Begin GIVEN RECORDS
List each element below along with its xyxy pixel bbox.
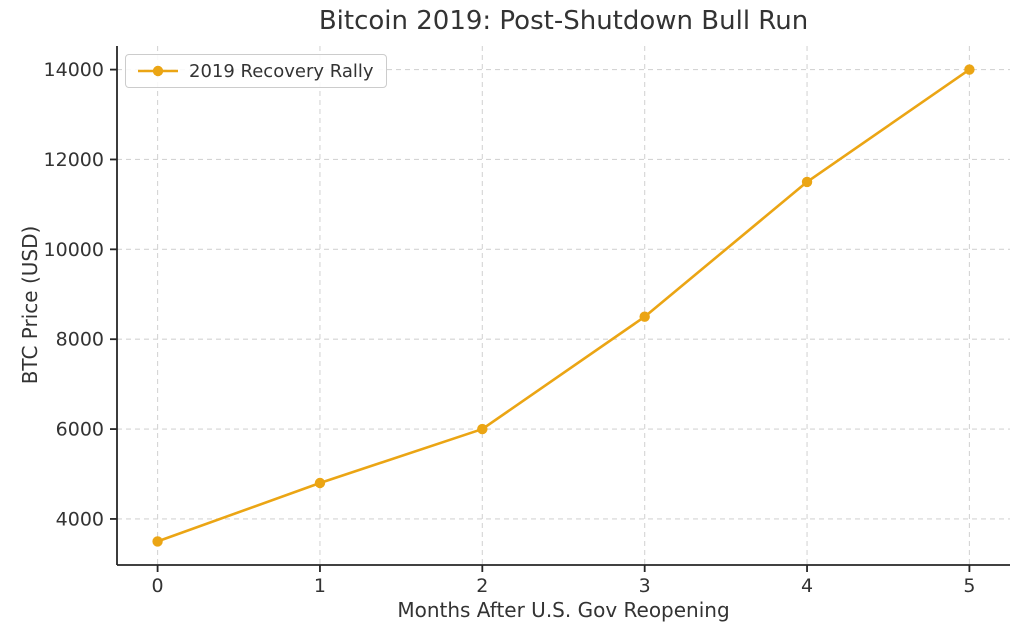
legend-box: 2019 Recovery Rally xyxy=(125,54,387,88)
y-tick-label: 14000 xyxy=(44,59,104,81)
data-series xyxy=(152,64,975,547)
y-tick-label: 8000 xyxy=(56,329,104,351)
data-point-marker xyxy=(964,64,975,75)
x-tick-label: 5 xyxy=(963,575,975,597)
data-point-marker xyxy=(639,311,650,322)
tick-marks xyxy=(110,68,971,572)
series-line xyxy=(156,68,971,543)
data-point-marker xyxy=(152,536,163,547)
y-tick-label: 10000 xyxy=(44,239,104,261)
x-axis-label: Months After U.S. Gov Reopening xyxy=(397,598,730,622)
grid-layer xyxy=(117,46,1010,565)
y-tick-label: 6000 xyxy=(56,419,104,441)
x-tick-label: 2 xyxy=(476,575,488,597)
x-tick-label: 3 xyxy=(639,575,651,597)
data-point-marker xyxy=(314,477,326,489)
chart-title: Bitcoin 2019: Post-Shutdown Bull Run xyxy=(318,6,809,36)
tick-labels: 4000 6000 8000 10000 12000 14000 0 1 2 3 4 5 xyxy=(44,59,976,597)
data-point-marker xyxy=(801,176,813,188)
x-tick-label: 4 xyxy=(801,575,813,597)
legend-series-label: 2019 Recovery Rally xyxy=(189,60,374,82)
axes-spines xyxy=(116,46,1010,566)
data-point-marker xyxy=(477,423,488,435)
x-tick-label: 1 xyxy=(314,575,326,597)
y-axis-label: BTC Price (USD) xyxy=(18,225,42,385)
legend-line-marker-icon xyxy=(138,65,178,77)
x-tick-label: 0 xyxy=(152,575,164,597)
y-tick-label: 4000 xyxy=(56,508,104,530)
y-tick-label: 12000 xyxy=(44,149,104,171)
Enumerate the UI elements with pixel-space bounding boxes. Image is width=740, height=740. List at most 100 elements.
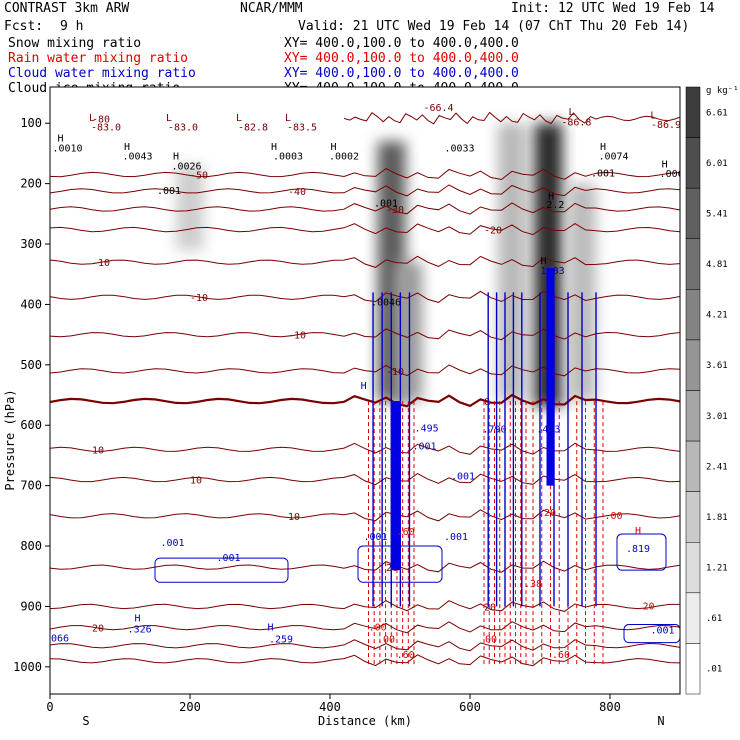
field-xy-rain: XY= 400.0,100.0 to 400.0,400.0 xyxy=(284,51,519,66)
y-tick-label-2: 300 xyxy=(20,237,42,251)
extrema-label-51: .819 xyxy=(626,544,650,555)
field-xy-snow: XY= 400.0,100.0 to 400.0,400.0 xyxy=(284,36,519,51)
extrema-label-37: .495 xyxy=(415,423,439,434)
colorbar-level-9: 1.21 xyxy=(706,564,728,574)
extrema-label-26: .001 xyxy=(591,168,615,179)
extrema-label-25: .0074 xyxy=(598,151,628,162)
isotherm-label-5: -10 xyxy=(92,258,110,269)
extrema-label-4: L xyxy=(236,113,242,124)
extrema-label-33: 2.2 xyxy=(546,200,564,211)
extrema-label-19: H xyxy=(271,142,277,153)
cloud-water-core-0 xyxy=(392,401,401,571)
colorbar-level-6: 3.01 xyxy=(706,412,728,422)
extrema-label-17: H xyxy=(173,151,179,162)
isotherm-label-3: -30 xyxy=(386,205,404,216)
extrema-label-15: H xyxy=(124,142,130,153)
extrema-label-8: -66.4 xyxy=(423,103,453,114)
cloud-water-cell-1 xyxy=(357,545,443,583)
extrema-label-1: -83.0 xyxy=(91,122,121,133)
extrema-label-3: -83.0 xyxy=(168,122,198,133)
isotherm-1 xyxy=(50,168,680,181)
extrema-label-18: .0026 xyxy=(171,162,201,173)
colorbar-level-3: 4.81 xyxy=(706,260,728,270)
isotherm-16 xyxy=(50,639,680,652)
extrema-label-5: -82.8 xyxy=(238,122,268,133)
extrema-label-39: .433 xyxy=(536,424,560,435)
isotherm-label-0: -80 xyxy=(92,114,110,125)
extrema-label-59: .00 xyxy=(604,511,622,522)
colorbar-swatch-4 xyxy=(685,289,701,341)
isotherm-label-4: -20 xyxy=(484,226,502,237)
x-axis-south-label: S xyxy=(82,714,89,728)
extrema-label-27: H xyxy=(662,159,668,170)
extrema-label-30: .001 xyxy=(374,199,398,210)
model-title: CONTRAST 3km ARW xyxy=(4,1,130,16)
isotherm-8 xyxy=(50,364,680,377)
colorbar-level-10: .61 xyxy=(706,614,722,624)
cloud-water-cell-3 xyxy=(623,624,680,644)
forecast-hour: 9 h xyxy=(60,19,84,34)
org-label: NCAR/MMM xyxy=(240,1,303,16)
y-tick-label-8: 900 xyxy=(20,599,42,613)
extrema-label-21: H xyxy=(330,142,336,153)
y-tick-label-0: 100 xyxy=(20,116,42,130)
y-tick-label-5: 600 xyxy=(20,418,42,432)
colorbar-swatch-10 xyxy=(685,592,701,644)
colorbar-level-7: 2.41 xyxy=(706,462,728,472)
cloud-water-cell-0 xyxy=(154,557,289,583)
extrema-label-46: H xyxy=(134,614,140,625)
extrema-label-54: .60 xyxy=(397,527,415,538)
extrema-label-53: H xyxy=(635,526,641,537)
colorbar-level-8: 1.81 xyxy=(706,513,728,523)
isotherm-11 xyxy=(50,473,680,486)
snow-column-0 xyxy=(176,165,204,251)
y-tick-label-4: 500 xyxy=(20,358,42,372)
cloud-water-core-1 xyxy=(546,268,555,486)
colorbar-level-4: 4.21 xyxy=(706,311,728,321)
colorbar-swatch-6 xyxy=(685,390,701,442)
extrema-label-6: L xyxy=(285,113,291,124)
colorbar-swatch-3 xyxy=(685,238,701,290)
plot-frame xyxy=(49,86,681,695)
extrema-label-35: 1.83 xyxy=(541,266,565,277)
extrema-label-41: .001 xyxy=(451,472,475,483)
x-tick-label-0: 0 xyxy=(46,700,53,714)
extrema-label-0: L xyxy=(89,113,95,124)
extrema-label-22: .0002 xyxy=(329,151,359,162)
isotherm-label-6: -10 xyxy=(190,293,208,304)
colorbar-swatch-7 xyxy=(685,440,701,492)
extrema-label-42: .001 xyxy=(363,532,387,543)
colorbar-level-2: 5.41 xyxy=(706,209,728,219)
y-tick-label-3: 400 xyxy=(20,297,42,311)
colorbar-swatch-1 xyxy=(685,137,701,189)
extrema-label-38: .790 xyxy=(482,424,506,435)
extrema-label-40: .001 xyxy=(412,441,436,452)
isotherm-10 xyxy=(50,442,680,455)
colorbar-level-11: .01 xyxy=(706,665,722,675)
extrema-label-43: .001 xyxy=(444,532,468,543)
extrema-label-55: .60 xyxy=(397,650,415,661)
isotherm-label-11: 10 xyxy=(190,476,202,487)
extrema-label-16: .0043 xyxy=(122,151,152,162)
colorbar-level-0: 6.61 xyxy=(706,108,728,118)
field-legend-snow: Snow mixing ratio xyxy=(8,36,142,51)
colorbar-swatch-9 xyxy=(685,542,701,594)
cloud-water-cell-2 xyxy=(616,533,667,571)
extrema-label-2: L xyxy=(166,113,172,124)
extrema-label-60: .20 xyxy=(538,508,556,519)
y-tick-label-7: 800 xyxy=(20,539,42,553)
isotherm-label-2: -40 xyxy=(288,187,306,198)
isotherm-2 xyxy=(50,184,680,197)
extrema-label-14: .0010 xyxy=(52,144,82,155)
isotherm-label-8: -10 xyxy=(386,367,404,378)
colorbar: 6.61 6.01 5.41 4.81 4.21 3.61 3.01 2.41 1.81 1.21… xyxy=(685,86,728,695)
extrema-label-20: .0003 xyxy=(273,151,303,162)
field-xy-cloud-water: XY= 400.0,100.0 to 400.0,400.0 xyxy=(284,66,519,81)
y-tick-label-1: 200 xyxy=(20,177,42,191)
extrema-label-36: H xyxy=(361,381,367,392)
isotherm-12 xyxy=(50,509,680,522)
extrema-label-52: .001 xyxy=(650,626,674,637)
colorbar-swatch-11 xyxy=(685,643,701,695)
extrema-label-49: .259 xyxy=(269,635,293,646)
End GIVEN RECORDS
**TASK TO COMPLETE**
Write out, unchanged, the lines of the material from the line containing "field-xy-rain: XY= 400.0,100.0" up to and including the line containing "colorbar-level-10: .61 xyxy=(706,614,722,624)".

**RESPONSE FOR THIS EXERCISE**
field-xy-rain: XY= 400.0,100.0 to 400.0,400.0 xyxy=(284,51,519,66)
y-tick-label-2: 300 xyxy=(20,237,42,251)
extrema-label-51: .819 xyxy=(626,544,650,555)
field-xy-snow: XY= 400.0,100.0 to 400.0,400.0 xyxy=(284,36,519,51)
extrema-label-37: .495 xyxy=(415,423,439,434)
colorbar-level-9: 1.21 xyxy=(706,564,728,574)
extrema-label-26: .001 xyxy=(591,168,615,179)
extrema-label-25: .0074 xyxy=(598,151,628,162)
isotherm-label-5: -10 xyxy=(92,258,110,269)
extrema-label-4: L xyxy=(236,113,242,124)
extrema-label-33: 2.2 xyxy=(546,200,564,211)
extrema-label-19: H xyxy=(271,142,277,153)
cloud-water-core-0 xyxy=(392,401,401,571)
colorbar-level-6: 3.01 xyxy=(706,412,728,422)
extrema-label-17: H xyxy=(173,151,179,162)
isotherm-label-3: -30 xyxy=(386,205,404,216)
extrema-label-15: H xyxy=(124,142,130,153)
extrema-label-8: -66.4 xyxy=(423,103,453,114)
cloud-water-cell-1 xyxy=(357,545,443,583)
extrema-label-1: -83.0 xyxy=(91,122,121,133)
extrema-label-3: -83.0 xyxy=(168,122,198,133)
isotherm-1 xyxy=(50,168,680,181)
extrema-label-18: .0026 xyxy=(171,162,201,173)
colorbar-level-3: 4.81 xyxy=(706,260,728,270)
isotherm-16 xyxy=(50,639,680,652)
extrema-label-5: -82.8 xyxy=(238,122,268,133)
extrema-label-39: .433 xyxy=(536,424,560,435)
isotherm-label-0: -80 xyxy=(92,114,110,125)
extrema-label-59: .00 xyxy=(604,511,622,522)
colorbar-swatch-4 xyxy=(685,289,701,341)
isotherm-label-4: -20 xyxy=(484,226,502,237)
x-axis-south-label: S xyxy=(82,714,89,728)
extrema-label-27: H xyxy=(662,159,668,170)
extrema-label-30: .001 xyxy=(374,199,398,210)
model-title: CONTRAST 3km ARW xyxy=(4,1,130,16)
isotherm-8 xyxy=(50,364,680,377)
colorbar-level-10: .61 xyxy=(706,614,722,624)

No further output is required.